REQUIRED TASK: Pick out every line holding the string "this" and copy it.

PROVIDED DATA:
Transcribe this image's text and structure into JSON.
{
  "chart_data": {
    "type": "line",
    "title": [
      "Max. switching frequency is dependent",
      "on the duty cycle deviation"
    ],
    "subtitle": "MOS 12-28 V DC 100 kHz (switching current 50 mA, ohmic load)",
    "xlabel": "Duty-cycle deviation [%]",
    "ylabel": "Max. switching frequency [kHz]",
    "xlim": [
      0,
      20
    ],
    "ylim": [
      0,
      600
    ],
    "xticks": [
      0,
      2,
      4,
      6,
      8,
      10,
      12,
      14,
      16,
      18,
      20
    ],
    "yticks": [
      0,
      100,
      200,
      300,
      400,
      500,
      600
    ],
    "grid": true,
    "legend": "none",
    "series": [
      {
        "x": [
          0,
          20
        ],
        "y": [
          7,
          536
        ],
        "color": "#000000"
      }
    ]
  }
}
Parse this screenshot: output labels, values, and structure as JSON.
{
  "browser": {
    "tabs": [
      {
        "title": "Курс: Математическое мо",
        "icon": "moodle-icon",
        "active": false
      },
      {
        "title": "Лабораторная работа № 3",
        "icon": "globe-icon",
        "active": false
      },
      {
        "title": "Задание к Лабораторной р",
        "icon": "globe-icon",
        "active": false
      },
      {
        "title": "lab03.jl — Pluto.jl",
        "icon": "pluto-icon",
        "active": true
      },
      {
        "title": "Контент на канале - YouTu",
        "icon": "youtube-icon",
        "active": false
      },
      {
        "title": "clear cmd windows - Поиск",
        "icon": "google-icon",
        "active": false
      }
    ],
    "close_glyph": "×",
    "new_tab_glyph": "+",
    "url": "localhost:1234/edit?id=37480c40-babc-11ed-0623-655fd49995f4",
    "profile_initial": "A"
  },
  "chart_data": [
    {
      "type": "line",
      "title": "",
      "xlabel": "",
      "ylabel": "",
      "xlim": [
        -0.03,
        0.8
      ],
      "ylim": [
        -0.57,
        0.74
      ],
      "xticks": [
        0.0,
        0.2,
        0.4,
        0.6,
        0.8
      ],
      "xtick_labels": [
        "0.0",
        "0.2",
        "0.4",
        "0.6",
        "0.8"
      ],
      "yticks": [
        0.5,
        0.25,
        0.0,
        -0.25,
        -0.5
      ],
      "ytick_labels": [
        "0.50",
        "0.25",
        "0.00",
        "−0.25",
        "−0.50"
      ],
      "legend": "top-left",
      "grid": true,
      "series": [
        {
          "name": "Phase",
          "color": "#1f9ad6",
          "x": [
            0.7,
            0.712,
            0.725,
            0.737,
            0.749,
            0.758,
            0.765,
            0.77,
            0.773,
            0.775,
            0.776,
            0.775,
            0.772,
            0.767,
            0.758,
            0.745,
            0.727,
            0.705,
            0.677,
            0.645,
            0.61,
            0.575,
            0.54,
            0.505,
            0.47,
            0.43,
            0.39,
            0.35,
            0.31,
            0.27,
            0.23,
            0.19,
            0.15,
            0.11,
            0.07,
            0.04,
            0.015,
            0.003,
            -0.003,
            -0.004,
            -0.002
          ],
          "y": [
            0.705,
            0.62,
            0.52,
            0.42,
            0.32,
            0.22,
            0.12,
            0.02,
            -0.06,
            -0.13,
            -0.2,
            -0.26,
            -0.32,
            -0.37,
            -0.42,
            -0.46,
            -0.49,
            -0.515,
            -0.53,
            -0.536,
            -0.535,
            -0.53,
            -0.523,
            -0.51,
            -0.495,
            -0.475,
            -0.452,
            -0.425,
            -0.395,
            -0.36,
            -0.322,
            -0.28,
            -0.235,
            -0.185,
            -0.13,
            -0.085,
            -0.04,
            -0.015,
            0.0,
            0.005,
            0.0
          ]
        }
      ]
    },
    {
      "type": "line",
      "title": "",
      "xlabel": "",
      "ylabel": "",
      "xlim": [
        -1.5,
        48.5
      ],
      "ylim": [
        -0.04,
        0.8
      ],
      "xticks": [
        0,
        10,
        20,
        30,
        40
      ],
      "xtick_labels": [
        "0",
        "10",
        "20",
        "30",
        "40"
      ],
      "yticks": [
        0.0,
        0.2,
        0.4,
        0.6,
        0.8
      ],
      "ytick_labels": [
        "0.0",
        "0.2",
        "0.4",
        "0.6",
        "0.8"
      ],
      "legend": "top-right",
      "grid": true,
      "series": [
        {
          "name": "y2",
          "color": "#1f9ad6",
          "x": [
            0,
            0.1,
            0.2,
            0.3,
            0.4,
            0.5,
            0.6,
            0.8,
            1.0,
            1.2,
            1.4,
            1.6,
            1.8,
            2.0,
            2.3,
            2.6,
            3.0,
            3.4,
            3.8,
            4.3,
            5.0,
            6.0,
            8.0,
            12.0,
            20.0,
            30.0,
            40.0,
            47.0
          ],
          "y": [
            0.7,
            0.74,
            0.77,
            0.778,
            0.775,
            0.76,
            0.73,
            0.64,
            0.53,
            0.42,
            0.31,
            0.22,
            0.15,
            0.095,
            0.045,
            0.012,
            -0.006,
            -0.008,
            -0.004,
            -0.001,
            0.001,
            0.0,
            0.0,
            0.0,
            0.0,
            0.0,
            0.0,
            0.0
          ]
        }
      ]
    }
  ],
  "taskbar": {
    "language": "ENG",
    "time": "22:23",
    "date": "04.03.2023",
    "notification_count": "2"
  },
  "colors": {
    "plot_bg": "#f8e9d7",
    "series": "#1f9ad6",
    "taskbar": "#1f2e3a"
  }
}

TASK SOLUTION:
Transcribe this image's text and structure into JSON.
Parse this screenshot: output labels, values, and structure as JSON.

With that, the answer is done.